— start —

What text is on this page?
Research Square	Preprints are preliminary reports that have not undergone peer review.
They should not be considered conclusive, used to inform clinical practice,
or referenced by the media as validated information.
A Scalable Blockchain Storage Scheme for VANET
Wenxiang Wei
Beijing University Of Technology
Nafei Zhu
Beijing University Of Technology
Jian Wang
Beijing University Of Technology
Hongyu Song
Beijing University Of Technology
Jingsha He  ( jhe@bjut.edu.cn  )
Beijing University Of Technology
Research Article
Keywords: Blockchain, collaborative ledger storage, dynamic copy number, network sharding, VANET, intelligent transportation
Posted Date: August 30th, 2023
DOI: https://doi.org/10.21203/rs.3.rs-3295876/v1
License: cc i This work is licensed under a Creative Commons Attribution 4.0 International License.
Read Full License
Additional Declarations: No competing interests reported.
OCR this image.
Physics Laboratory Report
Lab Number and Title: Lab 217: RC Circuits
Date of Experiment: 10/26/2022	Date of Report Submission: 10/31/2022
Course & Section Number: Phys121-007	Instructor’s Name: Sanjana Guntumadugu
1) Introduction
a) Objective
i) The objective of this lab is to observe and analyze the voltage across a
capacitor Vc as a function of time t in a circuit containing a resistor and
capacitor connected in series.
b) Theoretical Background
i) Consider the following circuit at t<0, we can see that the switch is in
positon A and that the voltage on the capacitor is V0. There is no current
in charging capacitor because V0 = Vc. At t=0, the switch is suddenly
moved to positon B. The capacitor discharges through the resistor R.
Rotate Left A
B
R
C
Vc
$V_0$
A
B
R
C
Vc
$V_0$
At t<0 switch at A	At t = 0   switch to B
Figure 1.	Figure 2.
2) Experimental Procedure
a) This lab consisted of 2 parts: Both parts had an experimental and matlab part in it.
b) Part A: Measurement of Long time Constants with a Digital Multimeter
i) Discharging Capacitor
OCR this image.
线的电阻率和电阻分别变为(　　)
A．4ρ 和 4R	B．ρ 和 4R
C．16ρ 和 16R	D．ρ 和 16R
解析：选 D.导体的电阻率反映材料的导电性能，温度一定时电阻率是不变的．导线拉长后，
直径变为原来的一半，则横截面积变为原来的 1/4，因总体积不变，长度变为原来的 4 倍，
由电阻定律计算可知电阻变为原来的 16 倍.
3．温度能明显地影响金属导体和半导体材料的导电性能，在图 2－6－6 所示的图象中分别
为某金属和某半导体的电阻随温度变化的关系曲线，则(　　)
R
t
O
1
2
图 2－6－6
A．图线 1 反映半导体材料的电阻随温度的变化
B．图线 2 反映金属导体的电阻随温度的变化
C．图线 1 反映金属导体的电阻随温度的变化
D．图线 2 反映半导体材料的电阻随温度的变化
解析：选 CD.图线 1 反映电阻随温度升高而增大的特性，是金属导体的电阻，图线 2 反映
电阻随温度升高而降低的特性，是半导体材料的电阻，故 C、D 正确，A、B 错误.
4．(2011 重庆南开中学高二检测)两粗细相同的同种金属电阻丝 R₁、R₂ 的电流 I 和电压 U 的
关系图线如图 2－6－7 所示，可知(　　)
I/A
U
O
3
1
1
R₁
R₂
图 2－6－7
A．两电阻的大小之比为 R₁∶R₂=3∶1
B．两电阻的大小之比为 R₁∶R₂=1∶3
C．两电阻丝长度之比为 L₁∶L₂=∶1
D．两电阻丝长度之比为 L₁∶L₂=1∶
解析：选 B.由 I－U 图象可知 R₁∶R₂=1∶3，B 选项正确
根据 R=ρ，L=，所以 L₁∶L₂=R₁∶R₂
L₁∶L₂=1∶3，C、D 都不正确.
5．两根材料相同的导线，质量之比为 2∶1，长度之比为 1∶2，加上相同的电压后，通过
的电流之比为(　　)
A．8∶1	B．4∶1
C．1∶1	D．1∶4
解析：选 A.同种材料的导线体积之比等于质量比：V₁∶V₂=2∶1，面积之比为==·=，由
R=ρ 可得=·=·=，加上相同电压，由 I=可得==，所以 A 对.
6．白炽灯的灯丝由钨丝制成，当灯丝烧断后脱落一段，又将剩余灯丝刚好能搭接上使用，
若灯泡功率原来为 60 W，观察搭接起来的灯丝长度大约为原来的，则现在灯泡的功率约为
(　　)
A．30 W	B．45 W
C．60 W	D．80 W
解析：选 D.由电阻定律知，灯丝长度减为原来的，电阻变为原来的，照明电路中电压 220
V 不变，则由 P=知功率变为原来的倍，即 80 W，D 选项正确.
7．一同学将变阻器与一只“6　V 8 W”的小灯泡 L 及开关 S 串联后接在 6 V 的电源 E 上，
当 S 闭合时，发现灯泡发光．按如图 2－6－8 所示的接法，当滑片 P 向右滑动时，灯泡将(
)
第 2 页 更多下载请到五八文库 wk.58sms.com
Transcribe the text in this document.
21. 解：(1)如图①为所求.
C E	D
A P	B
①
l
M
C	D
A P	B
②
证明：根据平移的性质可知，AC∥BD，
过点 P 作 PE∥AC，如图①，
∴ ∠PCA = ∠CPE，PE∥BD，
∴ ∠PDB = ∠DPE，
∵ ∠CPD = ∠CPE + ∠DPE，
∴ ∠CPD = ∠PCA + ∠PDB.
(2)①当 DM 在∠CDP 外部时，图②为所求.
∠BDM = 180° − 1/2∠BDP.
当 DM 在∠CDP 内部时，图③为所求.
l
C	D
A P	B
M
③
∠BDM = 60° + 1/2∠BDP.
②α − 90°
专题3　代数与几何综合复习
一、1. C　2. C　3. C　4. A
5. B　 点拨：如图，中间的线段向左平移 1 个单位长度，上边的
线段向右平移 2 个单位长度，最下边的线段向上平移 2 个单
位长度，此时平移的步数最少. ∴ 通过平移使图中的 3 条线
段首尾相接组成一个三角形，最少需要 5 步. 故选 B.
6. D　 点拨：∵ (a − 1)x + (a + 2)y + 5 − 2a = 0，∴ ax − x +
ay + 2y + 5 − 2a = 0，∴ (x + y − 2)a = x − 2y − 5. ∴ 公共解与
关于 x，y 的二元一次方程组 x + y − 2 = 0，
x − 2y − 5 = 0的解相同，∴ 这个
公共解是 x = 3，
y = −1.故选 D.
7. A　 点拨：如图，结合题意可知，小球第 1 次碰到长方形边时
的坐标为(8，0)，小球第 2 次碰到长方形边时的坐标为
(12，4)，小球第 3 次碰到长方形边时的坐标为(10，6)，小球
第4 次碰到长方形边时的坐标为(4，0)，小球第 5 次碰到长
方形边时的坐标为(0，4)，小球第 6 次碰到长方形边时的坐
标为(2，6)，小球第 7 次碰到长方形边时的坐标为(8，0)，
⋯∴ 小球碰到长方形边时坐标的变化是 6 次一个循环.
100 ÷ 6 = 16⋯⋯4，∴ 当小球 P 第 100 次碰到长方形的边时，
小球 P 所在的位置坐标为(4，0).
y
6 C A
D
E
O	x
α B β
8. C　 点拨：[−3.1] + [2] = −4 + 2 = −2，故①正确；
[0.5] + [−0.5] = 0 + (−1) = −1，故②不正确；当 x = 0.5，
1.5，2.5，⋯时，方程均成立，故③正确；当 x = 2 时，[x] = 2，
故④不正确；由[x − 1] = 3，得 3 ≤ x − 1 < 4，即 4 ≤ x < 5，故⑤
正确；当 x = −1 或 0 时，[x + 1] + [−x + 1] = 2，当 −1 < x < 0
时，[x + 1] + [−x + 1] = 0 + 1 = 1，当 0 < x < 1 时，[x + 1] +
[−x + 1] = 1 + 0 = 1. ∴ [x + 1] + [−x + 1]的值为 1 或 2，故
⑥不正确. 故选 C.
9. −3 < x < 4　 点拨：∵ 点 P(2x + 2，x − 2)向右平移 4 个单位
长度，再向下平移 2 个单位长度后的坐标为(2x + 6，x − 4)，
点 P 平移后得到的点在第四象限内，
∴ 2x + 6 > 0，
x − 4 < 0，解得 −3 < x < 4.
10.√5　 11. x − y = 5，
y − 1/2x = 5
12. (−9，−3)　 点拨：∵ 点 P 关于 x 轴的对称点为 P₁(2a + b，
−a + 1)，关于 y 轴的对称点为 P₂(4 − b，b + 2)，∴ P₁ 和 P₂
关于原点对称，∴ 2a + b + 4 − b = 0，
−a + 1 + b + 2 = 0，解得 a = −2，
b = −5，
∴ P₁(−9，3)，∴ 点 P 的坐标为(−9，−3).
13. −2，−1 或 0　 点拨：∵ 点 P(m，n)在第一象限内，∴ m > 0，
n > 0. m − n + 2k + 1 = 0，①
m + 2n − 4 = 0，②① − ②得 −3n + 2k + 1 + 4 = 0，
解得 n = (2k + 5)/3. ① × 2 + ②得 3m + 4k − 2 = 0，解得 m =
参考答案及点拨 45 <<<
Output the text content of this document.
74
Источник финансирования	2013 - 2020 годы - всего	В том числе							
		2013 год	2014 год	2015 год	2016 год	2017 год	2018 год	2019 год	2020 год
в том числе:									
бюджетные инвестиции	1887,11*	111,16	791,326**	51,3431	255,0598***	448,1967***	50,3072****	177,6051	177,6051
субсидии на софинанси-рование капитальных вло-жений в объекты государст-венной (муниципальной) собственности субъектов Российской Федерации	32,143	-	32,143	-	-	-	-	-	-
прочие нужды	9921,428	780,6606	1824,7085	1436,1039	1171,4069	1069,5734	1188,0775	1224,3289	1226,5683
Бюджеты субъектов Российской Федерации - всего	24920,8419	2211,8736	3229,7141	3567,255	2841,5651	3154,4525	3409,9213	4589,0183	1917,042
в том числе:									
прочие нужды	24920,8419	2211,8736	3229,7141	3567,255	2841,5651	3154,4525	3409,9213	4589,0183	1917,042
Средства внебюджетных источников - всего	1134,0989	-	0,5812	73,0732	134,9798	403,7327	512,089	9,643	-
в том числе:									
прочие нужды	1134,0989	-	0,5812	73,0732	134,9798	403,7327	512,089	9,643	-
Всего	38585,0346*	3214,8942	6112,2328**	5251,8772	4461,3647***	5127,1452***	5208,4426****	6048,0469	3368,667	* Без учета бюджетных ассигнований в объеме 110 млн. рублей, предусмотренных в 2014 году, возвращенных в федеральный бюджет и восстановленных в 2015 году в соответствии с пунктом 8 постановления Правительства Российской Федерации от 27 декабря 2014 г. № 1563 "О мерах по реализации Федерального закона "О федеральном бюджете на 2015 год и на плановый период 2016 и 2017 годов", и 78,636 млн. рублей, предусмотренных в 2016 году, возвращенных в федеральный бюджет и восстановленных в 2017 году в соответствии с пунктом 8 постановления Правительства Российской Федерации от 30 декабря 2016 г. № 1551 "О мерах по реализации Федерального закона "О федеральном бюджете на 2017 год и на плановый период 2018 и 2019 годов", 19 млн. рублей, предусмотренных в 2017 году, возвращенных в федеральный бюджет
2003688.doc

— end —

§ Instructions to follow:
All lines of the data above that include the word "positon" must be shown.

§ Task answer:
positon A and that the voltage on the capacitor is V0. There is no current
moved to positon B. The capacitor discharges through the resistor R.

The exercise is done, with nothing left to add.